--- START OF GIVEN RECORDS ---

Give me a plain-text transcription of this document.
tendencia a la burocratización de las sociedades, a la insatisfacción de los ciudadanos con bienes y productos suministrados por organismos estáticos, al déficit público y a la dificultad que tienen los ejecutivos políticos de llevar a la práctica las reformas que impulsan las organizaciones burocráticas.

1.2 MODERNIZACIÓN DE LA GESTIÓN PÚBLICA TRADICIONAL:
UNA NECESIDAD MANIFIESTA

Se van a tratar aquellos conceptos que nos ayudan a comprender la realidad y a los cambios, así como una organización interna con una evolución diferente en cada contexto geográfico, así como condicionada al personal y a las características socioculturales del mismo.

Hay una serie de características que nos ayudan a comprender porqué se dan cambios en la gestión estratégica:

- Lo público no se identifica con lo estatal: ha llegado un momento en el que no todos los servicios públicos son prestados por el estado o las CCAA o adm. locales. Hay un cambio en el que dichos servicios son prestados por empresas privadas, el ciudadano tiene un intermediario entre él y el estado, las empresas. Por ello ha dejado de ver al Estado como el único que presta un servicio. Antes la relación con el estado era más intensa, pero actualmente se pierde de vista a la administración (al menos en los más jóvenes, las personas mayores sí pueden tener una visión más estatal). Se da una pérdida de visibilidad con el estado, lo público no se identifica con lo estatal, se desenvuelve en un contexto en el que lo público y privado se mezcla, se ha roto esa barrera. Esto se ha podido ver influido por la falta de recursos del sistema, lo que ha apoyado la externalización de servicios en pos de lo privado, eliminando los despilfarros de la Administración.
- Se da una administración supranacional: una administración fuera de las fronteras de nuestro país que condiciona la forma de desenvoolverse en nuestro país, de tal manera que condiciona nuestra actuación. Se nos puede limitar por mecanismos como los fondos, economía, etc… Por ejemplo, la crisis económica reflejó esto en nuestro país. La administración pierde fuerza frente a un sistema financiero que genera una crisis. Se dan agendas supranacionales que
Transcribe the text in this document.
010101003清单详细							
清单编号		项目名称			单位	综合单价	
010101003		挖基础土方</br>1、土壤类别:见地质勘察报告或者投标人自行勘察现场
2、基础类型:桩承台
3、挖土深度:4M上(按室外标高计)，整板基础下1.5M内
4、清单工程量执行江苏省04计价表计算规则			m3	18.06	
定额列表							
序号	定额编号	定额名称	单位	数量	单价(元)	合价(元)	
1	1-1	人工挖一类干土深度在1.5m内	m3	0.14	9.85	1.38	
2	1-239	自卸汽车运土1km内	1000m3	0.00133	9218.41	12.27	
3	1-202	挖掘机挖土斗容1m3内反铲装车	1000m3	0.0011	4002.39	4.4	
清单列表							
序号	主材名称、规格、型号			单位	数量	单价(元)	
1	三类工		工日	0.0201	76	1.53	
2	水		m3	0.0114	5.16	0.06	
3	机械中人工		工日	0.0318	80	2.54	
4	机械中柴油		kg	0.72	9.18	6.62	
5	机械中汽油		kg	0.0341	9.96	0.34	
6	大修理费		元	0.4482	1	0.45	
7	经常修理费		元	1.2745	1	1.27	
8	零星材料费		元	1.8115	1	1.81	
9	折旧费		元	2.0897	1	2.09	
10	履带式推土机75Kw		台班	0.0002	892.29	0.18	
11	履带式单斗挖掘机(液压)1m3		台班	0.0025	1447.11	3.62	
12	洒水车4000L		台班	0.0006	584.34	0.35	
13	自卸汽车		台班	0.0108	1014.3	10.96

--- END OF GIVEN RECORDS ---

WRITTEN TASK
From the data above, copy each line where the string "comprender" appears.

ANSWER FOR THIS EXERCISE
Se van a tratar aquellos conceptos que nos ayudan a comprender la realidad y a los cambios, así como una organización interna con una evolución diferente en cada contexto geográfico, así como condicionada al personal y a las características socioculturales del mismo.
Hay una serie de características que nos ayudan a comprender porqué se dan cambios en la gestión estratégica:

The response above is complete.